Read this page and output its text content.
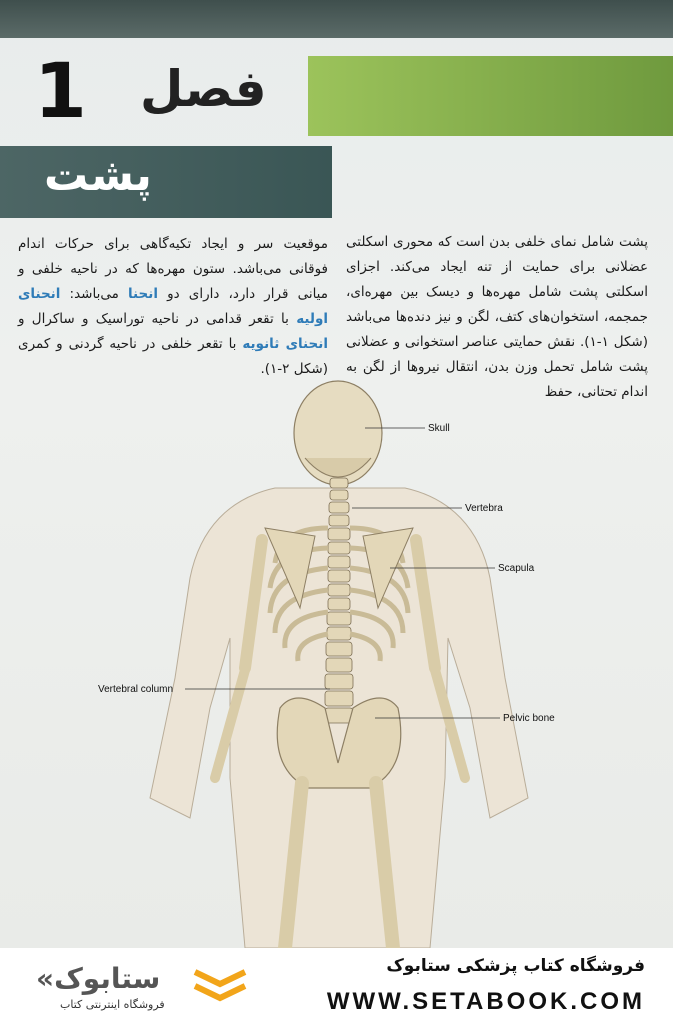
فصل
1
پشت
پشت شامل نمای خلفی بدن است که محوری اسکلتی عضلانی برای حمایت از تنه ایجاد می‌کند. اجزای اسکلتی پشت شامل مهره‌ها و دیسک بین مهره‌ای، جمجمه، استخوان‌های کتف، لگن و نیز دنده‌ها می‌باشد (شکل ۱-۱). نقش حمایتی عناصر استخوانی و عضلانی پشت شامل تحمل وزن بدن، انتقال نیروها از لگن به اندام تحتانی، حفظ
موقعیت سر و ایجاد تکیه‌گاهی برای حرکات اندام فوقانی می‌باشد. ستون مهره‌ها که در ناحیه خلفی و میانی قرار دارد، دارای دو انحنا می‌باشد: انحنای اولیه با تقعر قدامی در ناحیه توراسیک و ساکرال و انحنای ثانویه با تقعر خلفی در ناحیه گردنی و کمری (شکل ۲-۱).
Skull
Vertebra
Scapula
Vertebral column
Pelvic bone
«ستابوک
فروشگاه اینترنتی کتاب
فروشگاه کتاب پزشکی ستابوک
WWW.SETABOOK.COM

- - - - -

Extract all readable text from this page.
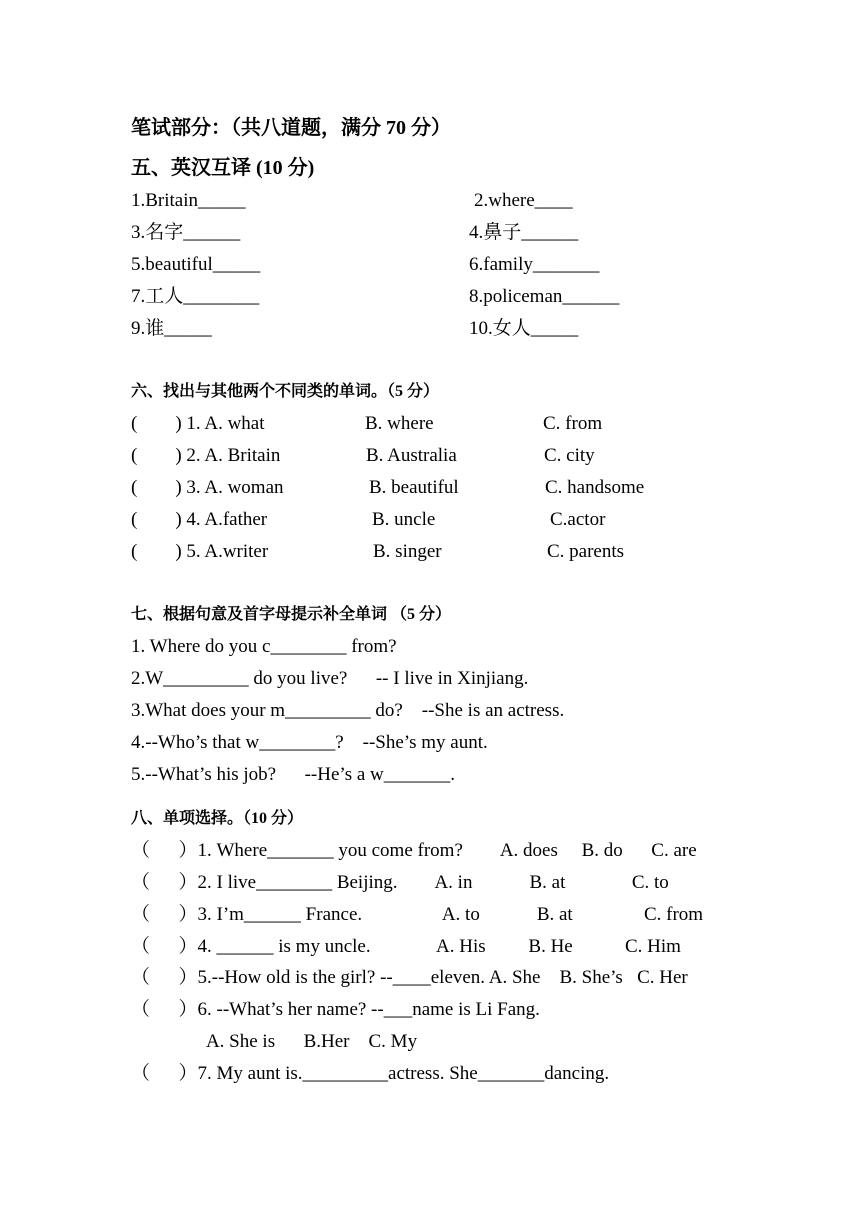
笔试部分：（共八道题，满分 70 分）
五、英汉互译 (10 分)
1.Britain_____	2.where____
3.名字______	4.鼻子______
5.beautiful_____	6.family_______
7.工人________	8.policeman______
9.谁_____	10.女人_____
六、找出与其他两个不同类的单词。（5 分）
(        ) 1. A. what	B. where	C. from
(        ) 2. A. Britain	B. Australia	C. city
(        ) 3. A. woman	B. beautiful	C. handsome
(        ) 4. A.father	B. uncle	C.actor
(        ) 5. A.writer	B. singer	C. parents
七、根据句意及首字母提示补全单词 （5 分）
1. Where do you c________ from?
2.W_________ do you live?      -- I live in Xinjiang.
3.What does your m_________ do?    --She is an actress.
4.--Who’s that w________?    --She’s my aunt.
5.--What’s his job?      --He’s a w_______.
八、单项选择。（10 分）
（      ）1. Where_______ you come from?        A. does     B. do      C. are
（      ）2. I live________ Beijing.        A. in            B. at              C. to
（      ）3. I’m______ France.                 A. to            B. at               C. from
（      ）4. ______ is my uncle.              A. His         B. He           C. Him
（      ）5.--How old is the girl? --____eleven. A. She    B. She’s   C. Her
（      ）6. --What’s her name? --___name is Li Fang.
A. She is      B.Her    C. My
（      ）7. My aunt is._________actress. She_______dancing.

- - - - -

To do>
Look through the entries above and list every line containing "text".

Response to this exercise>
Read this page and output its text content.
Extract all readable text from this page.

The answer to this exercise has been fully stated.